Documento fuente:
▶

Carlos González, con tono firme de propietario del Córdoba C.F., asegura tener todo preparado para devolver la estabilidad a un club quebrado económica y deportivamente. “Apelo al sr. León, quien ni se ha dignado a llamar ni antes ni después del impago, para que deje de cautivar a un club al que ha herido de muerte.” Sucesión de rejoneos taurinos en el albero. Uno tras otro. No cesa.

Con mano tendida a la afición y con la lección bien aprendida de sus errores, afirma que no va a ser presidente del Córdoba C.F. y que el club va a estar en manos de cordobeses. “Encabezará el proyecto alguien de mucho prestigio de la ciudad”, aunque no nos suelta el nombre a pesar de nuestra insistencia. No hay forma, “eso no corresponde ahora. Ahora lo único que toca es mandar un mensaje de tranquilidad a la afición y a los empleados del club. Si este señor no atiende a razones, en noviembre, siendo optimistas, estamos ahí o enero, en el peor de los casos. El tormento económico al que ha sometido al club se acabó”.

◀

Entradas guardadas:

▶

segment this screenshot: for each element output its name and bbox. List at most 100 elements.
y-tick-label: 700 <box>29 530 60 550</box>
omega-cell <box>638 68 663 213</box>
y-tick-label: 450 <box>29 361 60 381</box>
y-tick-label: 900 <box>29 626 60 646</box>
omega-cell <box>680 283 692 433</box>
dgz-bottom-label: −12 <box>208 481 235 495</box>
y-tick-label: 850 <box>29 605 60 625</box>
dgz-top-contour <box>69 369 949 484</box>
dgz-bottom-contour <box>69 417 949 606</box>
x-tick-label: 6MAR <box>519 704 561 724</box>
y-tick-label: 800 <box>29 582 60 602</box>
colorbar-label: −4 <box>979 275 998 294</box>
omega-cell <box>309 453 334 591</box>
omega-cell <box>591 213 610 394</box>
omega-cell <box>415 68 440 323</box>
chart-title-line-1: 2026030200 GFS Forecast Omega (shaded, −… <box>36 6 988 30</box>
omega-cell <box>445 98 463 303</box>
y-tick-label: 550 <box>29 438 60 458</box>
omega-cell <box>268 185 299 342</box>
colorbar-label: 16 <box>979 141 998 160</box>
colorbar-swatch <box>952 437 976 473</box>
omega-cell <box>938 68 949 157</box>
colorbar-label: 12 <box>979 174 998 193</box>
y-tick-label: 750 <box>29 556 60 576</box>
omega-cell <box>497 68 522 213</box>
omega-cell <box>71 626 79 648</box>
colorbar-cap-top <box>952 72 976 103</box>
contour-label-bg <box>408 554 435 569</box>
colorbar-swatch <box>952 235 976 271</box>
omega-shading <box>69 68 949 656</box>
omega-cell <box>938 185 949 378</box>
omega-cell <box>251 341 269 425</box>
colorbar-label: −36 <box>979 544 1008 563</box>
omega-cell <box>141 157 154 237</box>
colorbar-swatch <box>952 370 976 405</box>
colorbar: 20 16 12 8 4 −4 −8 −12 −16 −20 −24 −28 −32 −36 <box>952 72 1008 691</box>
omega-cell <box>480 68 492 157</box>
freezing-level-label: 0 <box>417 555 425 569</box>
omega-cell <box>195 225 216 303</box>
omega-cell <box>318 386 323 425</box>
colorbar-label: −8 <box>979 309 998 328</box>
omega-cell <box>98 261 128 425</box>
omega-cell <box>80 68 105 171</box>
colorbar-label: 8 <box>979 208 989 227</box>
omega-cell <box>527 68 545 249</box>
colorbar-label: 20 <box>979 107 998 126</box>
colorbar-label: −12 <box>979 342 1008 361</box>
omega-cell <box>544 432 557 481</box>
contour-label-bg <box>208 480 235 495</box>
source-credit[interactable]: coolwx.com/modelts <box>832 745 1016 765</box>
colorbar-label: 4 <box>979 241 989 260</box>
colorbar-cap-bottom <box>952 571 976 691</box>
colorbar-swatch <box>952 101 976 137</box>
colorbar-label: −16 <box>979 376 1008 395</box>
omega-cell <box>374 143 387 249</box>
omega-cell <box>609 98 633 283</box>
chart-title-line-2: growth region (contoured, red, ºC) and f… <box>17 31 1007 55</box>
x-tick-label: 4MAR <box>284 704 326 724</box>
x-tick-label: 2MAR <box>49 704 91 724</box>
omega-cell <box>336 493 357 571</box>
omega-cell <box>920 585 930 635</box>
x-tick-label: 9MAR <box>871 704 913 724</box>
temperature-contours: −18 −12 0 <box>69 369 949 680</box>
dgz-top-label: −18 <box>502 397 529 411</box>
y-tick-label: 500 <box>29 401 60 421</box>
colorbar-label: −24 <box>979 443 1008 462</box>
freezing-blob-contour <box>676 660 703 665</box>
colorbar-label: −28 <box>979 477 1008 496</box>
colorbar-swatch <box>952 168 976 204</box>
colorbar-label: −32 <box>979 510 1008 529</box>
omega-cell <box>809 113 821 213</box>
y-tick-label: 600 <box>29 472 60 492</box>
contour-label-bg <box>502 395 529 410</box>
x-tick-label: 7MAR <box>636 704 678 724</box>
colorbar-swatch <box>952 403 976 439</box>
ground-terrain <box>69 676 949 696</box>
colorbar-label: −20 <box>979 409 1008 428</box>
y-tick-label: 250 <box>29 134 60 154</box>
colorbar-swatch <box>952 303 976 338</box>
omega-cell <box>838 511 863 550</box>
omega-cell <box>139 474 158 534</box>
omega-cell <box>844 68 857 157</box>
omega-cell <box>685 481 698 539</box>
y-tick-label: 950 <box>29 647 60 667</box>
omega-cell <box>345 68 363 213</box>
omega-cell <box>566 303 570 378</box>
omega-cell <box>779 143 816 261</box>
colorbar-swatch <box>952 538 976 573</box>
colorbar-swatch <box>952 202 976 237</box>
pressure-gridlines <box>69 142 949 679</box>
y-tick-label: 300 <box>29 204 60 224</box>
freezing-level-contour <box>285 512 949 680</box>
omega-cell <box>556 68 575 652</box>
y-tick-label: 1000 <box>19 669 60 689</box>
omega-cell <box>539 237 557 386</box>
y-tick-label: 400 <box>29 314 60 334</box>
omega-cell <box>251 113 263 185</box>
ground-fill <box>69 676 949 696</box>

◀

Consigna 1:
Responde a partir del texto sobre el Córdoba C.F.:
(a) ¿A quién apela Carlos González para que deje de cautivar al club?
(b) ¿En manos de quiénes afirma que va a estar el club?
(c) ¿Qué mes da como plazo en el peor de los casos?
Consigna 2:
Transcribe sin cambios el fragmento del texto sobre el Córdoba C.F. que empieza en las palabras "Carlos González, con" y termina tras las palabras "otro. No cesa.".
Los registros no guardan relación con el texto sobre el Córdoba C.F.

Respuesta 1:
(a) Al sr. León.
(b) En manos de cordobeses.
(c) Enero.

Respuesta 2:
Carlos González, con tono firme de propietario del Córdoba C.F., asegura tener todo preparado para devolver la estabilidad a un club quebrado económica y deportivamente. “Apelo al sr. León, quien ni se ha dignado a llamar ni antes ni después del impago, para que deje de cautivar a un club al que ha herido de muerte.” Sucesión de rejoneos taurinos en el albero. Uno tras otro. No cesa.